:: To be done ::
Reproduce the listing verbatim.

:: Listed entries ::
┄┄┄┄┄┄┄┄┄┄

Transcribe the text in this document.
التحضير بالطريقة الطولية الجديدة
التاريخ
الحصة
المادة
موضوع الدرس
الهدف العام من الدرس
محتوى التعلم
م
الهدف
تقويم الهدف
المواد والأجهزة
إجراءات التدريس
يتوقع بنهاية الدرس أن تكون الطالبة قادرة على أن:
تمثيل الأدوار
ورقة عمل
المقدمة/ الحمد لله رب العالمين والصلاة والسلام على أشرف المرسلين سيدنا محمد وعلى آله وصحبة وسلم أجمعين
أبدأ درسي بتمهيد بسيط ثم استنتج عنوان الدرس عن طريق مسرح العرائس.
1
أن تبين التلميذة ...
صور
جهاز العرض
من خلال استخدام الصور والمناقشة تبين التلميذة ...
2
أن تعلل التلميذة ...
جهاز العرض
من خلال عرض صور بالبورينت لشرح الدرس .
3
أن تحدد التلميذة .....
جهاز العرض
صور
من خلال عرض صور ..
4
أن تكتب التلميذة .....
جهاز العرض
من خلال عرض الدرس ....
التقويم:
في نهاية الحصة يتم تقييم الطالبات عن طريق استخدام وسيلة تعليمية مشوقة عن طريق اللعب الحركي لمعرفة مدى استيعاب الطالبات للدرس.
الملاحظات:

┄┄┄┄┄┄┄┄┄┄

:: Task solution ::
Transcribe the text in this document.
التحضير بالطريقة الطولية الجديدة
التاريخ
الحصة
المادة
موضوع الدرس
الهدف العام من الدرس
محتوى التعلم
م
الهدف
تقويم الهدف
المواد والأجهزة
إجراءات التدريس
يتوقع بنهاية الدرس أن تكون الطالبة قادرة على أن:
تمثيل الأدوار
ورقة عمل
المقدمة/ الحمد لله رب العالمين والصلاة والسلام على أشرف المرسلين سيدنا محمد وعلى آله وصحبة وسلم أجمعين
أبدأ درسي بتمهيد بسيط ثم استنتج عنوان الدرس عن طريق مسرح العرائس.
1
أن تبين التلميذة ...
صور
جهاز العرض
من خلال استخدام الصور والمناقشة تبين التلميذة ...
2
أن تعلل التلميذة ...
جهاز العرض
من خلال عرض صور بالبورينت لشرح الدرس .
3
أن تحدد التلميذة .....
جهاز العرض
صور
من خلال عرض صور ..
4
أن تكتب التلميذة .....
جهاز العرض
من خلال عرض الدرس ....
التقويم:
في نهاية الحصة يتم تقييم الطالبات عن طريق استخدام وسيلة تعليمية مشوقة عن طريق اللعب الحركي لمعرفة مدى استيعاب الطالبات للدرس.
الملاحظات:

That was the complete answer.